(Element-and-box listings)
[Start]
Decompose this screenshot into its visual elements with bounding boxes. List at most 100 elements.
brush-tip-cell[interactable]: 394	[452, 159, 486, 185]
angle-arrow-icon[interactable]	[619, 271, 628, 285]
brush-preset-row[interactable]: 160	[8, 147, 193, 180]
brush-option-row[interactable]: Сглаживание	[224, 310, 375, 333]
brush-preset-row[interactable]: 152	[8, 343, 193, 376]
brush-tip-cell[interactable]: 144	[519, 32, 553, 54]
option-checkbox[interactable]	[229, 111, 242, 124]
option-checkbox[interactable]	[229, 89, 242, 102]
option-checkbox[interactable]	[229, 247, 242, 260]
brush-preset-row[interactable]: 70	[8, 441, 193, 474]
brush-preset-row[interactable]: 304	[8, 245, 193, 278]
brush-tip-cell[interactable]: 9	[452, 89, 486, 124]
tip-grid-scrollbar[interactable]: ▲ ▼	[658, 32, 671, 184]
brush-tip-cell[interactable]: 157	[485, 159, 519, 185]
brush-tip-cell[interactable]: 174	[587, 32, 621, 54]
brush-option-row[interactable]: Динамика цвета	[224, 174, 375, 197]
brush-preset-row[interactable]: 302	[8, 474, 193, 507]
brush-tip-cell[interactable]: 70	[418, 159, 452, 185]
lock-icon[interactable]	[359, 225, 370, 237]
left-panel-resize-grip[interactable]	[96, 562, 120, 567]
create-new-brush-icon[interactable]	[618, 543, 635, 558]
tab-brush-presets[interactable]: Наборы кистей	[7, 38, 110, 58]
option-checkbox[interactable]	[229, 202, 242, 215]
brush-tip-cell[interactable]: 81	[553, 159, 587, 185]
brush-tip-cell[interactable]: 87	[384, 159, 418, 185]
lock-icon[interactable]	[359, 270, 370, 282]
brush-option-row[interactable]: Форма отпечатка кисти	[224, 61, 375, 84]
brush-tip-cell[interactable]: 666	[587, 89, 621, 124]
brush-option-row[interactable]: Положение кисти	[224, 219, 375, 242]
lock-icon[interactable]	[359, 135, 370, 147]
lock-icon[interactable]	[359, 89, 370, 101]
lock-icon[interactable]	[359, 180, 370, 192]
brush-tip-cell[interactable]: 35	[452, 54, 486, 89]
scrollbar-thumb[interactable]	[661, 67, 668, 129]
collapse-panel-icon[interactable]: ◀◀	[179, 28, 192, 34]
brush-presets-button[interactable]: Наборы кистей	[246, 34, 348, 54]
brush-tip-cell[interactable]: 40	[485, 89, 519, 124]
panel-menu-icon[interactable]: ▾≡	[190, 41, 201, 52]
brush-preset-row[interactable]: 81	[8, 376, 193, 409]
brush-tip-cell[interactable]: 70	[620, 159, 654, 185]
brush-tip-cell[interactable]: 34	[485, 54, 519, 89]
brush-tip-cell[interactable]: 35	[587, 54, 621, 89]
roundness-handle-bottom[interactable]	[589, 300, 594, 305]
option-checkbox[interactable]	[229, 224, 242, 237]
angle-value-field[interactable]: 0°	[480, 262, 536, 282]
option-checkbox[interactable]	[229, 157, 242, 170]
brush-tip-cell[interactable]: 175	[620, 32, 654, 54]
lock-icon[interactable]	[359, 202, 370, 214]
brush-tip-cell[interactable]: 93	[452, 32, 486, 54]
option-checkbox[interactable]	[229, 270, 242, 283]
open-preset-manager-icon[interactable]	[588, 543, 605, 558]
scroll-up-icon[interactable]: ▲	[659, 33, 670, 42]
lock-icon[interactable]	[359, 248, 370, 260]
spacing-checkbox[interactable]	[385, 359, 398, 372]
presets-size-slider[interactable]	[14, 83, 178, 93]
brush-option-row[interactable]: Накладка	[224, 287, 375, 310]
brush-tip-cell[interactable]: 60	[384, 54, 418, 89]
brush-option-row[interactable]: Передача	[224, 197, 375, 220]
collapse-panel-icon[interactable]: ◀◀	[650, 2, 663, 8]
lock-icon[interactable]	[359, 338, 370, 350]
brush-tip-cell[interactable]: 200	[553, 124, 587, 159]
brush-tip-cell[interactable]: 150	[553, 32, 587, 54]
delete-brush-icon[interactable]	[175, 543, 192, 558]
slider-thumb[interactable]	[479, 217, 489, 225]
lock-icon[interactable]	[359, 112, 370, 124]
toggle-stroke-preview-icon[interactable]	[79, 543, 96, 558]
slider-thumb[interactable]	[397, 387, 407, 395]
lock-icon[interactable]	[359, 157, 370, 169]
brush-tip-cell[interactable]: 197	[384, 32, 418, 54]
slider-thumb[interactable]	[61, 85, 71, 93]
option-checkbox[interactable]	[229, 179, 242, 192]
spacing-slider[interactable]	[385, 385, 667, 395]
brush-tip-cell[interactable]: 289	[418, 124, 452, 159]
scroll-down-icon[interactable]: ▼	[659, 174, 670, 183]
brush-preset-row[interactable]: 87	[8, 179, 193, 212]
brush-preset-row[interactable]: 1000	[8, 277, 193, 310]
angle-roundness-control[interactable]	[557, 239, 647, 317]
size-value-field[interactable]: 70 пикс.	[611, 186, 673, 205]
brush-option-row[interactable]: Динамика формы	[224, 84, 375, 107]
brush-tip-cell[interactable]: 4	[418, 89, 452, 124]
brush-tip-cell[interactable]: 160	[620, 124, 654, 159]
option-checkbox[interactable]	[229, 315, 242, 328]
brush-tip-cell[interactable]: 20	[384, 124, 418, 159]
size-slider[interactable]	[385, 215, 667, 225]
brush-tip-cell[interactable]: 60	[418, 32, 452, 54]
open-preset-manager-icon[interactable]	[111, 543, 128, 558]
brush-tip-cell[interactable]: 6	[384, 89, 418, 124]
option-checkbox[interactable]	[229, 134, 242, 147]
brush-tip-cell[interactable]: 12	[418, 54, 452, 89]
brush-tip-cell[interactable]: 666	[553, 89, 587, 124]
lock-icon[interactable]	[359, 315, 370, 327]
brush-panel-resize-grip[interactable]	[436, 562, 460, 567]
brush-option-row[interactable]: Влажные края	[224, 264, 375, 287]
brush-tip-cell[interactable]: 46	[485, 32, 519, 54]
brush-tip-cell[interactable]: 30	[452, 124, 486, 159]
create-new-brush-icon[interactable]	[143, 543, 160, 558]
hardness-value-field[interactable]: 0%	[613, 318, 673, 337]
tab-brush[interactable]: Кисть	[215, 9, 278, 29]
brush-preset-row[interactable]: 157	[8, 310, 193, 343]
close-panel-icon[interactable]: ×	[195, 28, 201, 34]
[End]
> _What is asked_
Rewrite the lines of all the records with each "lock-icon" changed to "padlock-icon". Leave every other part unchanged.

> _Solution for this exercise_
Decompose this screenshot into its visual elements with bounding boxes. List at most 100 elements.
brush-tip-cell[interactable]: 394	[452, 159, 486, 185]
angle-arrow-icon[interactable]	[619, 271, 628, 285]
brush-preset-row[interactable]: 160	[8, 147, 193, 180]
brush-option-row[interactable]: Сглаживание	[224, 310, 375, 333]
brush-preset-row[interactable]: 152	[8, 343, 193, 376]
brush-tip-cell[interactable]: 144	[519, 32, 553, 54]
option-checkbox[interactable]	[229, 111, 242, 124]
option-checkbox[interactable]	[229, 89, 242, 102]
option-checkbox[interactable]	[229, 247, 242, 260]
brush-preset-row[interactable]: 70	[8, 441, 193, 474]
brush-preset-row[interactable]: 304	[8, 245, 193, 278]
brush-tip-cell[interactable]: 9	[452, 89, 486, 124]
tip-grid-scrollbar[interactable]: ▲ ▼	[658, 32, 671, 184]
brush-tip-cell[interactable]: 157	[485, 159, 519, 185]
brush-tip-cell[interactable]: 174	[587, 32, 621, 54]
brush-option-row[interactable]: Динамика цвета	[224, 174, 375, 197]
brush-preset-row[interactable]: 302	[8, 474, 193, 507]
brush-tip-cell[interactable]: 70	[418, 159, 452, 185]
padlock-icon[interactable]	[359, 225, 370, 237]
left-panel-resize-grip[interactable]	[96, 562, 120, 567]
create-new-brush-icon[interactable]	[618, 543, 635, 558]
tab-brush-presets[interactable]: Наборы кистей	[7, 38, 110, 58]
option-checkbox[interactable]	[229, 202, 242, 215]
brush-tip-cell[interactable]: 81	[553, 159, 587, 185]
brush-tip-cell[interactable]: 87	[384, 159, 418, 185]
padlock-icon[interactable]	[359, 270, 370, 282]
brush-option-row[interactable]: Форма отпечатка кисти	[224, 61, 375, 84]
brush-tip-cell[interactable]: 666	[587, 89, 621, 124]
brush-option-row[interactable]: Положение кисти	[224, 219, 375, 242]
padlock-icon[interactable]	[359, 135, 370, 147]
padlock-icon[interactable]	[359, 89, 370, 101]
padlock-icon[interactable]	[359, 180, 370, 192]
brush-tip-cell[interactable]: 35	[452, 54, 486, 89]
scrollbar-thumb[interactable]	[661, 67, 668, 129]
collapse-panel-icon[interactable]: ◀◀	[179, 28, 192, 34]
brush-presets-button[interactable]: Наборы кистей	[246, 34, 348, 54]
brush-tip-cell[interactable]: 40	[485, 89, 519, 124]
panel-menu-icon[interactable]: ▾≡	[190, 41, 201, 52]
brush-preset-row[interactable]: 81	[8, 376, 193, 409]
brush-tip-cell[interactable]: 70	[620, 159, 654, 185]
brush-tip-cell[interactable]: 34	[485, 54, 519, 89]
brush-tip-cell[interactable]: 35	[587, 54, 621, 89]
roundness-handle-bottom[interactable]	[589, 300, 594, 305]
option-checkbox[interactable]	[229, 224, 242, 237]
angle-value-field[interactable]: 0°	[480, 262, 536, 282]
option-checkbox[interactable]	[229, 157, 242, 170]
brush-tip-cell[interactable]: 175	[620, 32, 654, 54]
padlock-icon[interactable]	[359, 202, 370, 214]
brush-tip-cell[interactable]: 93	[452, 32, 486, 54]
option-checkbox[interactable]	[229, 270, 242, 283]
open-preset-manager-icon[interactable]	[588, 543, 605, 558]
scroll-up-icon[interactable]: ▲	[659, 33, 670, 42]
padlock-icon[interactable]	[359, 248, 370, 260]
spacing-checkbox[interactable]	[385, 359, 398, 372]
presets-size-slider[interactable]	[14, 83, 178, 93]
brush-option-row[interactable]: Накладка	[224, 287, 375, 310]
brush-tip-cell[interactable]: 60	[384, 54, 418, 89]
brush-option-row[interactable]: Передача	[224, 197, 375, 220]
collapse-panel-icon[interactable]: ◀◀	[650, 2, 663, 8]
padlock-icon[interactable]	[359, 338, 370, 350]
brush-tip-cell[interactable]: 200	[553, 124, 587, 159]
brush-tip-cell[interactable]: 150	[553, 32, 587, 54]
delete-brush-icon[interactable]	[175, 543, 192, 558]
slider-thumb[interactable]	[479, 217, 489, 225]
padlock-icon[interactable]	[359, 112, 370, 124]
toggle-stroke-preview-icon[interactable]	[79, 543, 96, 558]
slider-thumb[interactable]	[397, 387, 407, 395]
padlock-icon[interactable]	[359, 157, 370, 169]
brush-tip-cell[interactable]: 197	[384, 32, 418, 54]
slider-thumb[interactable]	[61, 85, 71, 93]
option-checkbox[interactable]	[229, 179, 242, 192]
spacing-slider[interactable]	[385, 385, 667, 395]
brush-tip-cell[interactable]: 289	[418, 124, 452, 159]
scroll-down-icon[interactable]: ▼	[659, 174, 670, 183]
brush-preset-row[interactable]: 87	[8, 179, 193, 212]
brush-preset-row[interactable]: 1000	[8, 277, 193, 310]
angle-roundness-control[interactable]	[557, 239, 647, 317]
size-value-field[interactable]: 70 пикс.	[611, 186, 673, 205]
brush-option-row[interactable]: Динамика формы	[224, 84, 375, 107]
brush-tip-cell[interactable]: 4	[418, 89, 452, 124]
brush-tip-cell[interactable]: 160	[620, 124, 654, 159]
option-checkbox[interactable]	[229, 315, 242, 328]
brush-tip-cell[interactable]: 20	[384, 124, 418, 159]
size-slider[interactable]	[385, 215, 667, 225]
brush-tip-cell[interactable]: 60	[418, 32, 452, 54]
open-preset-manager-icon[interactable]	[111, 543, 128, 558]
brush-tip-cell[interactable]: 6	[384, 89, 418, 124]
option-checkbox[interactable]	[229, 134, 242, 147]
brush-tip-cell[interactable]: 12	[418, 54, 452, 89]
brush-tip-cell[interactable]: 666	[553, 89, 587, 124]
padlock-icon[interactable]	[359, 315, 370, 327]
brush-panel-resize-grip[interactable]	[436, 562, 460, 567]
brush-option-row[interactable]: Влажные края	[224, 264, 375, 287]
brush-tip-cell[interactable]: 46	[485, 32, 519, 54]
brush-tip-cell[interactable]: 30	[452, 124, 486, 159]
create-new-brush-icon[interactable]	[143, 543, 160, 558]
hardness-value-field[interactable]: 0%	[613, 318, 673, 337]
tab-brush[interactable]: Кисть	[215, 9, 278, 29]
brush-preset-row[interactable]: 157	[8, 310, 193, 343]
close-panel-icon[interactable]: ×	[195, 28, 201, 34]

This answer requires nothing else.